> Goal of the exercise: Repeat the rows below, replacing "screenshot" with "rendered page" everywhere and changing nothing else. Leave out the pictures.

> Rows:
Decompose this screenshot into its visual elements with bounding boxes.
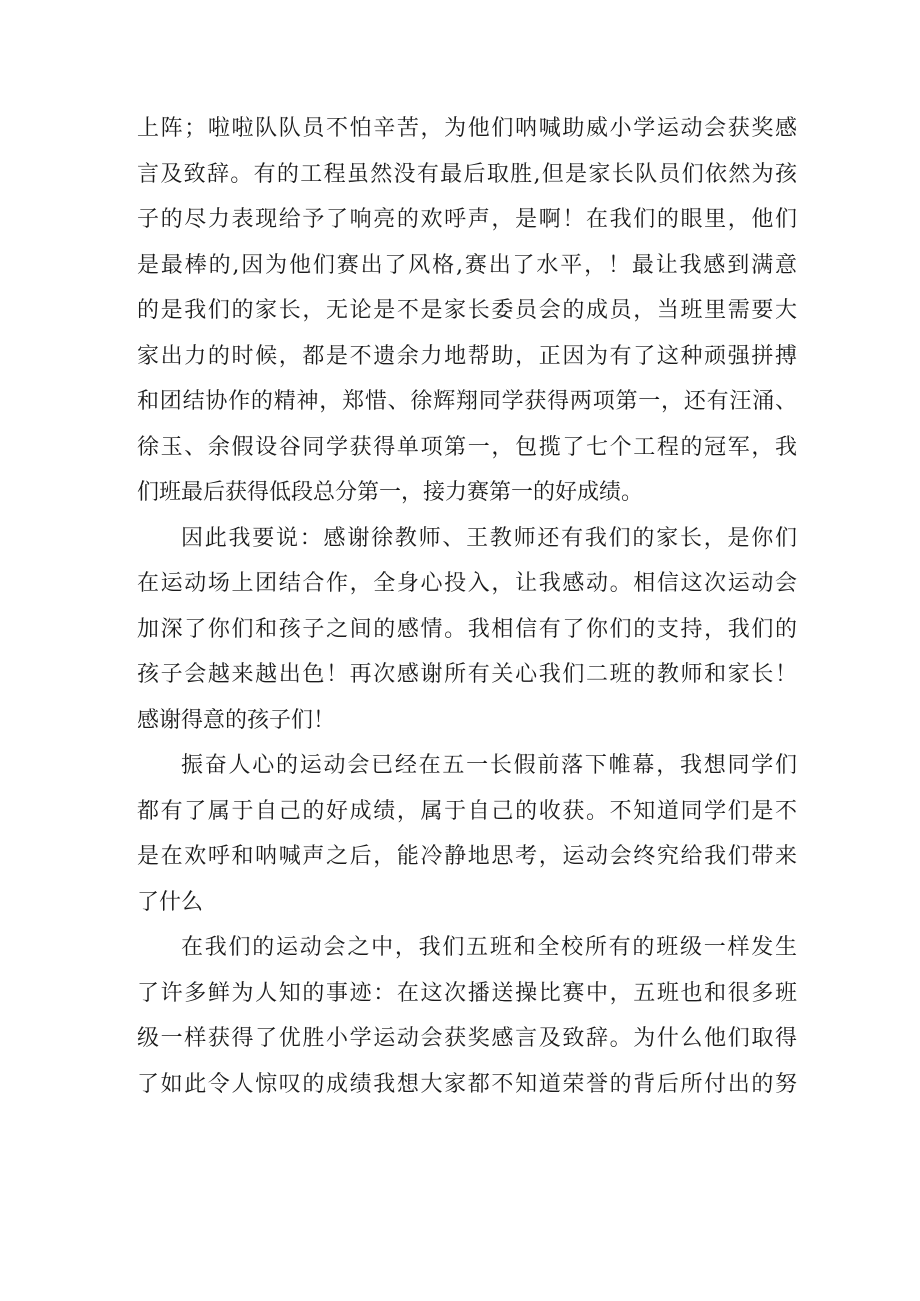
text-line: 在运动场上团结合作，全身心投入，让我感动。相信这次运动会 xyxy=(137,571,797,596)
text-line: 了如此令人惊叹的成绩我想大家都不知道荣誉的背后所付出的努 xyxy=(137,1071,797,1097)
text-line: 是最棒的,因为他们赛出了风格,赛出了水平，！最让我感到满意 xyxy=(137,252,797,278)
text-line: 上阵；啦啦队队员不怕辛苦，为他们呐喊助威小学运动会获奖感 xyxy=(137,116,797,141)
text-line: 感谢得意的孩子们！ xyxy=(137,707,336,733)
text-line: 级一样获得了优胜小学运动会获奖感言及致辞。为什么他们取得 xyxy=(137,1026,797,1051)
text-line: 子的尽力表现给予了响亮的欢呼声，是啊！在我们的眼里，他们 xyxy=(137,207,797,232)
text-line: 孩子会越来越出色！再次感谢所有关心我们二班的教师和家长！ xyxy=(137,662,797,687)
text-line: 因此我要说：感谢徐教师、王教师还有我们的家长，是你们 xyxy=(181,525,797,551)
text-line: 家出力的时候，都是不遗余力地帮助，正因为有了这种顽强拼搏 xyxy=(137,343,797,369)
text-line: 了许多鲜为人知的事迹：在这次播送操比赛中，五班也和很多班 xyxy=(137,980,797,1006)
text-line: 都有了属于自己的好成绩，属于自己的收获。不知道同学们是不 xyxy=(137,798,797,824)
document-body xyxy=(137,106,797,1107)
text-line: 振奋人心的运动会已经在五一长假前落下帷幕，我想同学们 xyxy=(181,753,797,778)
paragraph-4 xyxy=(137,925,797,1107)
text-line: 和团结协作的精神，郑惜、徐辉翔同学获得两项第一，还有汪涌、 xyxy=(137,389,797,414)
text-line: 的是我们的家长，无论是不是家长委员会的成员，当班里需要大 xyxy=(137,298,797,323)
text-line: 徐玉、余假设谷同学获得单项第一，包揽了七个工程的冠军，我 xyxy=(137,434,797,460)
paragraph-1 xyxy=(137,106,797,516)
paragraph-2 xyxy=(137,516,797,744)
text-line: 们班最后获得低段总分第一，接力赛第一的好成绩。 xyxy=(137,480,644,505)
text-line: 是在欢呼和呐喊声之后，能冷静地思考，运动会终究给我们带来 xyxy=(137,844,797,869)
text-line: 言及致辞。有的工程虽然没有最后取胜,但是家长队员们依然为孩 xyxy=(137,161,797,187)
text-line: 在我们的运动会之中，我们五班和全校所有的班级一样发生 xyxy=(181,935,797,960)
text-line: 了什么 xyxy=(137,889,204,915)
text-line: 加深了你们和孩子之间的感情。我相信有了你们的支持，我们的 xyxy=(137,616,797,642)
paragraph-3 xyxy=(137,743,797,925)
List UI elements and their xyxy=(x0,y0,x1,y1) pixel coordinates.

> Written reply:
Decompose this rendered page into its visual elements with bounding boxes.
text-line: 在运动场上团结合作，全身心投入，让我感动。相信这次运动会 xyxy=(137,571,797,596)
text-line: 了如此令人惊叹的成绩我想大家都不知道荣誉的背后所付出的努 xyxy=(137,1071,797,1097)
text-line: 是最棒的,因为他们赛出了风格,赛出了水平，！最让我感到满意 xyxy=(137,252,797,278)
text-line: 上阵；啦啦队队员不怕辛苦，为他们呐喊助威小学运动会获奖感 xyxy=(137,116,797,141)
text-line: 感谢得意的孩子们！ xyxy=(137,707,336,733)
text-line: 级一样获得了优胜小学运动会获奖感言及致辞。为什么他们取得 xyxy=(137,1026,797,1051)
text-line: 子的尽力表现给予了响亮的欢呼声，是啊！在我们的眼里，他们 xyxy=(137,207,797,232)
text-line: 孩子会越来越出色！再次感谢所有关心我们二班的教师和家长！ xyxy=(137,662,797,687)
text-line: 因此我要说：感谢徐教师、王教师还有我们的家长，是你们 xyxy=(181,525,797,551)
text-line: 家出力的时候，都是不遗余力地帮助，正因为有了这种顽强拼搏 xyxy=(137,343,797,369)
text-line: 了许多鲜为人知的事迹：在这次播送操比赛中，五班也和很多班 xyxy=(137,980,797,1006)
text-line: 都有了属于自己的好成绩，属于自己的收获。不知道同学们是不 xyxy=(137,798,797,824)
document-body xyxy=(137,106,797,1107)
text-line: 振奋人心的运动会已经在五一长假前落下帷幕，我想同学们 xyxy=(181,753,797,778)
paragraph-4 xyxy=(137,925,797,1107)
text-line: 和团结协作的精神，郑惜、徐辉翔同学获得两项第一，还有汪涌、 xyxy=(137,389,797,414)
text-line: 的是我们的家长，无论是不是家长委员会的成员，当班里需要大 xyxy=(137,298,797,323)
text-line: 徐玉、余假设谷同学获得单项第一，包揽了七个工程的冠军，我 xyxy=(137,434,797,460)
paragraph-1 xyxy=(137,106,797,516)
paragraph-2 xyxy=(137,516,797,744)
text-line: 们班最后获得低段总分第一，接力赛第一的好成绩。 xyxy=(137,480,644,505)
text-line: 是在欢呼和呐喊声之后，能冷静地思考，运动会终究给我们带来 xyxy=(137,844,797,869)
text-line: 言及致辞。有的工程虽然没有最后取胜,但是家长队员们依然为孩 xyxy=(137,161,797,187)
text-line: 在我们的运动会之中，我们五班和全校所有的班级一样发生 xyxy=(181,935,797,960)
text-line: 了什么 xyxy=(137,889,204,915)
text-line: 加深了你们和孩子之间的感情。我相信有了你们的支持，我们的 xyxy=(137,616,797,642)
paragraph-3 xyxy=(137,743,797,925)
List UI elements and their xyxy=(x0,y0,x1,y1) pixel coordinates.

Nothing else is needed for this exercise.